→ **Directions for this task**: Locate the string "Weekly" in the records below. Copy every line where it occurs.

|---|

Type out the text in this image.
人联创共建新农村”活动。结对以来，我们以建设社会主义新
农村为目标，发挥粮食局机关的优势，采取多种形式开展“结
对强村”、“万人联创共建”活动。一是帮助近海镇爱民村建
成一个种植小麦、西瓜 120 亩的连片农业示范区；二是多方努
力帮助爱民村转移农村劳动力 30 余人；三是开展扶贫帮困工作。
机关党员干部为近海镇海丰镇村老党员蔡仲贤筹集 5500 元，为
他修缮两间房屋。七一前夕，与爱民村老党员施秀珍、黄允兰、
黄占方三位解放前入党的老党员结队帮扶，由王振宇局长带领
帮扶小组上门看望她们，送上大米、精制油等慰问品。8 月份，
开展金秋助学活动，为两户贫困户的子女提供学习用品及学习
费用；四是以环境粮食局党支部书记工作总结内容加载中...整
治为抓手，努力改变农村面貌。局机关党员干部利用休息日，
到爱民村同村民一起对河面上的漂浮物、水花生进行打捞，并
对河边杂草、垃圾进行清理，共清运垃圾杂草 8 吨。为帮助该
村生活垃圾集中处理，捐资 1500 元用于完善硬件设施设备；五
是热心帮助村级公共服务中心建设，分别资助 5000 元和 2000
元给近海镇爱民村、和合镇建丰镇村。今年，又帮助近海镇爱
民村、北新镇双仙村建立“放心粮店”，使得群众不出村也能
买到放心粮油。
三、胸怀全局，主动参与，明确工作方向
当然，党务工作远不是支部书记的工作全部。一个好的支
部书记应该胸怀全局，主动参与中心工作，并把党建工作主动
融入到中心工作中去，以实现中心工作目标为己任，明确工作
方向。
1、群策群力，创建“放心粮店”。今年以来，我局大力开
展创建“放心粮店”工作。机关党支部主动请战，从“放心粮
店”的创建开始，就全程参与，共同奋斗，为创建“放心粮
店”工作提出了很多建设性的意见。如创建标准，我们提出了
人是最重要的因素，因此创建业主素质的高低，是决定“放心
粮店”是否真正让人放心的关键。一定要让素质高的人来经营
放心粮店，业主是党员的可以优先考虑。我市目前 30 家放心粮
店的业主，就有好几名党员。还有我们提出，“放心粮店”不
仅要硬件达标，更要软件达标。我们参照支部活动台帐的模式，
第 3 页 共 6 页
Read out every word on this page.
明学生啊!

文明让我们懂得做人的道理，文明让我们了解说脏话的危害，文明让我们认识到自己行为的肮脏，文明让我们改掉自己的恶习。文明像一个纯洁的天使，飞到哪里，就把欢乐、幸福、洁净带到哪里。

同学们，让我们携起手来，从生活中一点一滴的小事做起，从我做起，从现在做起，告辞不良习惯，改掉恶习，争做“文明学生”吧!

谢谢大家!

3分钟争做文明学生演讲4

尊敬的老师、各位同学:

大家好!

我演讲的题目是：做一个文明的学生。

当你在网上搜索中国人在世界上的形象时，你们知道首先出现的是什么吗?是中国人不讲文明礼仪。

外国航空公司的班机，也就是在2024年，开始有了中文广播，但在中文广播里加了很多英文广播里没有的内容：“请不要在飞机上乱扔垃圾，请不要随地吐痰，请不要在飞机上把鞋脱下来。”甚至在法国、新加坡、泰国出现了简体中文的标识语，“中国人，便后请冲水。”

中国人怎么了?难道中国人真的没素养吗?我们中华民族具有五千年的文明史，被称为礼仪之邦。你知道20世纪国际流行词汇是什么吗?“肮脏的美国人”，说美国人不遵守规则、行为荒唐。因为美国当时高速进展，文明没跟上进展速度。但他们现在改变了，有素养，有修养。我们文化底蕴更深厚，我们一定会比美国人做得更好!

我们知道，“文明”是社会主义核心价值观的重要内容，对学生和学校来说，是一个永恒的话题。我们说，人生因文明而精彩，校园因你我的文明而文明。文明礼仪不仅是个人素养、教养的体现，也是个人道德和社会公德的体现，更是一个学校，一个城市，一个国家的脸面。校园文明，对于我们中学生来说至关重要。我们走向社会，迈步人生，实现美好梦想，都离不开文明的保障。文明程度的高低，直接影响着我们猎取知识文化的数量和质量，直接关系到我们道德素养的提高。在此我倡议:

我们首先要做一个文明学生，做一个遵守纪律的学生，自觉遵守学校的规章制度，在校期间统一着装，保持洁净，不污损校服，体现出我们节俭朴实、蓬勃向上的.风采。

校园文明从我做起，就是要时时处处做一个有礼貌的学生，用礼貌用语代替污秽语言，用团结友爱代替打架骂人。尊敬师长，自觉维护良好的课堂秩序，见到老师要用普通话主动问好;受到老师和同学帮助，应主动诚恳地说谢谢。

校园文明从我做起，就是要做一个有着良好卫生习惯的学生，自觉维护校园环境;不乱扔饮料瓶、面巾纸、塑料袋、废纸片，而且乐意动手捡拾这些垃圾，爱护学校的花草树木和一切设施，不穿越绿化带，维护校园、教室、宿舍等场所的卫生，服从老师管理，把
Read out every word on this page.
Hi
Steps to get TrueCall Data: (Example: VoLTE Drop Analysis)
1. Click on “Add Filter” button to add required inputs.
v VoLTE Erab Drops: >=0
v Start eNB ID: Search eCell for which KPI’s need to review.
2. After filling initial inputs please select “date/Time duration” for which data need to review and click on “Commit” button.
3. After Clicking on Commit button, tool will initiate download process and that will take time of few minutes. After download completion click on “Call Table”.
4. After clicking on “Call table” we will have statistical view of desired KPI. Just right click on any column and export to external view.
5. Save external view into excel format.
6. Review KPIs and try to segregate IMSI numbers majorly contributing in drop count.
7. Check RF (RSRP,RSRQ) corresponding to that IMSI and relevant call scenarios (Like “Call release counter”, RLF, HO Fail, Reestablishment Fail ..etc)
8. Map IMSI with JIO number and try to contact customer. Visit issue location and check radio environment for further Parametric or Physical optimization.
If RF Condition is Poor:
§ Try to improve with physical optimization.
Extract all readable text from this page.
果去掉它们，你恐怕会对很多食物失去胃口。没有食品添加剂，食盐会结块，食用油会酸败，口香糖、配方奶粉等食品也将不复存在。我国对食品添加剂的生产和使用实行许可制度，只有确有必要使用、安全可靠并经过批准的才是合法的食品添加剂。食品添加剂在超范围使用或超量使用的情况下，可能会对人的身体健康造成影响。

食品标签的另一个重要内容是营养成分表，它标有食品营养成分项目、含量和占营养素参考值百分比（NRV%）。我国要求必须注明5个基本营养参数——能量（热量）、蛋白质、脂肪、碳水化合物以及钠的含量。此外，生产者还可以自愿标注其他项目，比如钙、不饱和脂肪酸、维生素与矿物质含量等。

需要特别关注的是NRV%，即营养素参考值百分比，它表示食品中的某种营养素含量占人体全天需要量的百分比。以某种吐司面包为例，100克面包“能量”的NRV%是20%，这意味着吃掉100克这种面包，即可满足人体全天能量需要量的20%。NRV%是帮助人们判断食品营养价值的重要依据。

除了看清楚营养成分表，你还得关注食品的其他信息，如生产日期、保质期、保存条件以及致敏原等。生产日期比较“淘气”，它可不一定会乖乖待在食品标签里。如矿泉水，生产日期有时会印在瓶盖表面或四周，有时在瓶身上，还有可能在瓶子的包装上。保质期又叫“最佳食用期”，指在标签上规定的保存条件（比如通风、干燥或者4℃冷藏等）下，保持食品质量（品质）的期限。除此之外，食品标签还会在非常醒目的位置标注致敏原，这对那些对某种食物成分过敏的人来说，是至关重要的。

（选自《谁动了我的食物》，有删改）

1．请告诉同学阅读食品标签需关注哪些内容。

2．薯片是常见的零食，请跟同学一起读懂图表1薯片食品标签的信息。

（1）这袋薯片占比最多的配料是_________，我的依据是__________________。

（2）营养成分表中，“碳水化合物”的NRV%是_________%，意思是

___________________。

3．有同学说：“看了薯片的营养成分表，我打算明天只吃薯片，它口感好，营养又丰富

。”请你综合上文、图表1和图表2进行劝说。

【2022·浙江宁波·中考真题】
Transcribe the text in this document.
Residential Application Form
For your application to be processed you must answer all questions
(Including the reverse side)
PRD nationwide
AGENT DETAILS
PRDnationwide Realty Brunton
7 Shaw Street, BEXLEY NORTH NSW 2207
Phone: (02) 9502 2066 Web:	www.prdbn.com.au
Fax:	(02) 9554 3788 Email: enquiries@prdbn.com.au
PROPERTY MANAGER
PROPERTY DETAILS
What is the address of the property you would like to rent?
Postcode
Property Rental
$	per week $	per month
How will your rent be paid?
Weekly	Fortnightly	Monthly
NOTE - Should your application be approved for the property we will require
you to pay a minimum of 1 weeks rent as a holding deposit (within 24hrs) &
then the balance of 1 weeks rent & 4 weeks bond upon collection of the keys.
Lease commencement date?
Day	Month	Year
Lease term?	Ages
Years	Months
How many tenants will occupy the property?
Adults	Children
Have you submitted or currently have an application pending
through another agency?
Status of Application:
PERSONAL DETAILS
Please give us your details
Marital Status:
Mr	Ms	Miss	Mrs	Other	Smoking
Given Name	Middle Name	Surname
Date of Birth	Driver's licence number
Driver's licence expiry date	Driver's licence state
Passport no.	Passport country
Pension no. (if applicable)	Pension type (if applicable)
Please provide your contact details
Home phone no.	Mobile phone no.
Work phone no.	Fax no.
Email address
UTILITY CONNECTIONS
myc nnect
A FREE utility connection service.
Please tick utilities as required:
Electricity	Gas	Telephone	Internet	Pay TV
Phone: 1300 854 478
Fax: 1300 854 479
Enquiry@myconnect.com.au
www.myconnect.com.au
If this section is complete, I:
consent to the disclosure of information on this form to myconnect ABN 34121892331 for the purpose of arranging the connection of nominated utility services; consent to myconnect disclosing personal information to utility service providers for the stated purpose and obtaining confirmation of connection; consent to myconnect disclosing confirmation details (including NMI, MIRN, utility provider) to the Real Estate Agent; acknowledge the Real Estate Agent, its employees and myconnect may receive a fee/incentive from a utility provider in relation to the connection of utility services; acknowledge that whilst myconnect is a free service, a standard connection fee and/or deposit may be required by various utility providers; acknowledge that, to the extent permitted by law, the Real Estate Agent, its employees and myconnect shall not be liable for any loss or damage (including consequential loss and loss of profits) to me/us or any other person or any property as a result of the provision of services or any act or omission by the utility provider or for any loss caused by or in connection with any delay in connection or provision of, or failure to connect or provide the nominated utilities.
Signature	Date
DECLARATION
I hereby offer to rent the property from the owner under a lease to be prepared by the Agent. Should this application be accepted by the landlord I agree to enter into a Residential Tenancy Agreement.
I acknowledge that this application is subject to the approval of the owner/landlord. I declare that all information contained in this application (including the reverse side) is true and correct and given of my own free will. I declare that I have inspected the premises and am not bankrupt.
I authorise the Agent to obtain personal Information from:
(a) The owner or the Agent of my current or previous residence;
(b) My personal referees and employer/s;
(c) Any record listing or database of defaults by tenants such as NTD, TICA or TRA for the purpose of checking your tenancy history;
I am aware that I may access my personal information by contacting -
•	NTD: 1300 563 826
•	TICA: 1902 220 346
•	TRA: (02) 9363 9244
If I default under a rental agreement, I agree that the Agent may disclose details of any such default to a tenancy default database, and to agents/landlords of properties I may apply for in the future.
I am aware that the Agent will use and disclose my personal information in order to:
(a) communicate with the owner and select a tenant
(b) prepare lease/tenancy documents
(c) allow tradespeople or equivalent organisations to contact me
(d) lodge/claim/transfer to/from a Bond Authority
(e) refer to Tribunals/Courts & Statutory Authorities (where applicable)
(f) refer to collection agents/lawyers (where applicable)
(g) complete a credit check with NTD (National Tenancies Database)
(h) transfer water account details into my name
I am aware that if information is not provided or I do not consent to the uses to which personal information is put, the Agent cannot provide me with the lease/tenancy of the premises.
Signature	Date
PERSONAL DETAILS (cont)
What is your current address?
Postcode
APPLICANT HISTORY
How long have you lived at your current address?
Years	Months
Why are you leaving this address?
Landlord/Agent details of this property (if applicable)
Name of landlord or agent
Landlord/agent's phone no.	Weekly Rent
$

|---|

→ **Task answer**:
Weekly	Fortnightly	Monthly
Landlord/agent's phone no.	Weekly Rent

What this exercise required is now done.